* BEGIN DATA FOR THIS EXERCISE *

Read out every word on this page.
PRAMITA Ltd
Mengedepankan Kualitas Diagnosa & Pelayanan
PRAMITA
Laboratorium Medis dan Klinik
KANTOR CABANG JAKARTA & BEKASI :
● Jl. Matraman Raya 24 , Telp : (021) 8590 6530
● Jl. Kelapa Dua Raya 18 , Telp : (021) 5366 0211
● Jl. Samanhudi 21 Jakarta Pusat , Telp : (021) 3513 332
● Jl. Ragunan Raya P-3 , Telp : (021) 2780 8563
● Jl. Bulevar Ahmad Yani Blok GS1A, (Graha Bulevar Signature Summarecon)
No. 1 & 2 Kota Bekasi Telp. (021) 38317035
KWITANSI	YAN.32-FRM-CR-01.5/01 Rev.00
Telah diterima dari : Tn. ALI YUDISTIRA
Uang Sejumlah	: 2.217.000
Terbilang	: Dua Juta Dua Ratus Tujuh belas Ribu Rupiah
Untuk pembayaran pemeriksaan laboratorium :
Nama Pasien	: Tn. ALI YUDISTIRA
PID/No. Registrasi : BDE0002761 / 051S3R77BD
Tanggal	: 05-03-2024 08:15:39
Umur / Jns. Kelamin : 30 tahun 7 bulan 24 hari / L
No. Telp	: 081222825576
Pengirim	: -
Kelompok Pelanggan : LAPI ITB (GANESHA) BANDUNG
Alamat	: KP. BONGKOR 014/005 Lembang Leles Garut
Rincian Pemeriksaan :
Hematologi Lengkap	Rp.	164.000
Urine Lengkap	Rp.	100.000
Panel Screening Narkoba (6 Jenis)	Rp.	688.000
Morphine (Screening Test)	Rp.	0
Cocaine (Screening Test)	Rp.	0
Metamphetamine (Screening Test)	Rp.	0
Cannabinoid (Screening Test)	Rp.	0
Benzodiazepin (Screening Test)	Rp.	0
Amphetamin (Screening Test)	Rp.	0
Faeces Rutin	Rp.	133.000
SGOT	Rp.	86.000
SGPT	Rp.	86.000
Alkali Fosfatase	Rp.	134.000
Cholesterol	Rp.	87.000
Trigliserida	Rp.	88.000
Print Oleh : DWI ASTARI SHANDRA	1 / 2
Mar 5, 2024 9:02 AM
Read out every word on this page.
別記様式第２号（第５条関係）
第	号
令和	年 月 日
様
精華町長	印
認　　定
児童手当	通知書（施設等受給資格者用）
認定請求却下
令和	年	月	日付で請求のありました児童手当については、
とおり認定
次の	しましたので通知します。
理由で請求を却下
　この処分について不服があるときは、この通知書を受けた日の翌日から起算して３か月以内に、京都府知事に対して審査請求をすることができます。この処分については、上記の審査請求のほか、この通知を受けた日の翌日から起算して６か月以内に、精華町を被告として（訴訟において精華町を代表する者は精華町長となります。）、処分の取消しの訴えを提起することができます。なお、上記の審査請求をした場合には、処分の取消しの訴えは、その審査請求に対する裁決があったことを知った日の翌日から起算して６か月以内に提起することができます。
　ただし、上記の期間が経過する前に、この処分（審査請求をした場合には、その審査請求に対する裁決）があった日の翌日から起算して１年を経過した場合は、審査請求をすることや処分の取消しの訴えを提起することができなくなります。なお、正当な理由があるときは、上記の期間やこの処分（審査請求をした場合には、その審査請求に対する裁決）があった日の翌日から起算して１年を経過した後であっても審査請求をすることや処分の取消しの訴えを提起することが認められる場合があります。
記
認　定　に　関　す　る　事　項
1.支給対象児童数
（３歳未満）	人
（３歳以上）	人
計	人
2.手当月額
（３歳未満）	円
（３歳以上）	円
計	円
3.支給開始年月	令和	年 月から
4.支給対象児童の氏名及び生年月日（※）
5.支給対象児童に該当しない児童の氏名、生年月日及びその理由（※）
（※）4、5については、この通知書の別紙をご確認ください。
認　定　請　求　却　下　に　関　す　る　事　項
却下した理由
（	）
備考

* END DATA FOR THIS EXERCISE *

* SHORT PROBLEM *
Transcribe the material above in its entirety. Match it exactly.

* RESPONSE TO THE TASK *
Read out every word on this page.
PRAMITA Ltd
Mengedepankan Kualitas Diagnosa & Pelayanan
PRAMITA
Laboratorium Medis dan Klinik
KANTOR CABANG JAKARTA & BEKASI :
● Jl. Matraman Raya 24 , Telp : (021) 8590 6530
● Jl. Kelapa Dua Raya 18 , Telp : (021) 5366 0211
● Jl. Samanhudi 21 Jakarta Pusat , Telp : (021) 3513 332
● Jl. Ragunan Raya P-3 , Telp : (021) 2780 8563
● Jl. Bulevar Ahmad Yani Blok GS1A, (Graha Bulevar Signature Summarecon)
No. 1 & 2 Kota Bekasi Telp. (021) 38317035
KWITANSI	YAN.32-FRM-CR-01.5/01 Rev.00
Telah diterima dari : Tn. ALI YUDISTIRA
Uang Sejumlah	: 2.217.000
Terbilang	: Dua Juta Dua Ratus Tujuh belas Ribu Rupiah
Untuk pembayaran pemeriksaan laboratorium :
Nama Pasien	: Tn. ALI YUDISTIRA
PID/No. Registrasi : BDE0002761 / 051S3R77BD
Tanggal	: 05-03-2024 08:15:39
Umur / Jns. Kelamin : 30 tahun 7 bulan 24 hari / L
No. Telp	: 081222825576
Pengirim	: -
Kelompok Pelanggan : LAPI ITB (GANESHA) BANDUNG
Alamat	: KP. BONGKOR 014/005 Lembang Leles Garut
Rincian Pemeriksaan :
Hematologi Lengkap	Rp.	164.000
Urine Lengkap	Rp.	100.000
Panel Screening Narkoba (6 Jenis)	Rp.	688.000
Morphine (Screening Test)	Rp.	0
Cocaine (Screening Test)	Rp.	0
Metamphetamine (Screening Test)	Rp.	0
Cannabinoid (Screening Test)	Rp.	0
Benzodiazepin (Screening Test)	Rp.	0
Amphetamin (Screening Test)	Rp.	0
Faeces Rutin	Rp.	133.000
SGOT	Rp.	86.000
SGPT	Rp.	86.000
Alkali Fosfatase	Rp.	134.000
Cholesterol	Rp.	87.000
Trigliserida	Rp.	88.000
Print Oleh : DWI ASTARI SHANDRA	1 / 2
Mar 5, 2024 9:02 AM
Read out every word on this page.
別記様式第２号（第５条関係）
第	号
令和	年 月 日
様
精華町長	印
認　　定
児童手当	通知書（施設等受給資格者用）
認定請求却下
令和	年	月	日付で請求のありました児童手当については、
とおり認定
次の	しましたので通知します。
理由で請求を却下
　この処分について不服があるときは、この通知書を受けた日の翌日から起算して３か月以内に、京都府知事に対して審査請求をすることができます。この処分については、上記の審査請求のほか、この通知を受けた日の翌日から起算して６か月以内に、精華町を被告として（訴訟において精華町を代表する者は精華町長となります。）、処分の取消しの訴えを提起することができます。なお、上記の審査請求をした場合には、処分の取消しの訴えは、その審査請求に対する裁決があったことを知った日の翌日から起算して６か月以内に提起することができます。
　ただし、上記の期間が経過する前に、この処分（審査請求をした場合には、その審査請求に対する裁決）があった日の翌日から起算して１年を経過した場合は、審査請求をすることや処分の取消しの訴えを提起することができなくなります。なお、正当な理由があるときは、上記の期間やこの処分（審査請求をした場合には、その審査請求に対する裁決）があった日の翌日から起算して１年を経過した後であっても審査請求をすることや処分の取消しの訴えを提起することが認められる場合があります。
記
認　定　に　関　す　る　事　項
1.支給対象児童数
（３歳未満）	人
（３歳以上）	人
計	人
2.手当月額
（３歳未満）	円
（３歳以上）	円
計	円
3.支給開始年月	令和	年 月から
4.支給対象児童の氏名及び生年月日（※）
5.支給対象児童に該当しない児童の氏名、生年月日及びその理由（※）
（※）4、5については、この通知書の別紙をご確認ください。
認　定　請　求　却　下　に　関　す　る　事　項
却下した理由
（	）
備考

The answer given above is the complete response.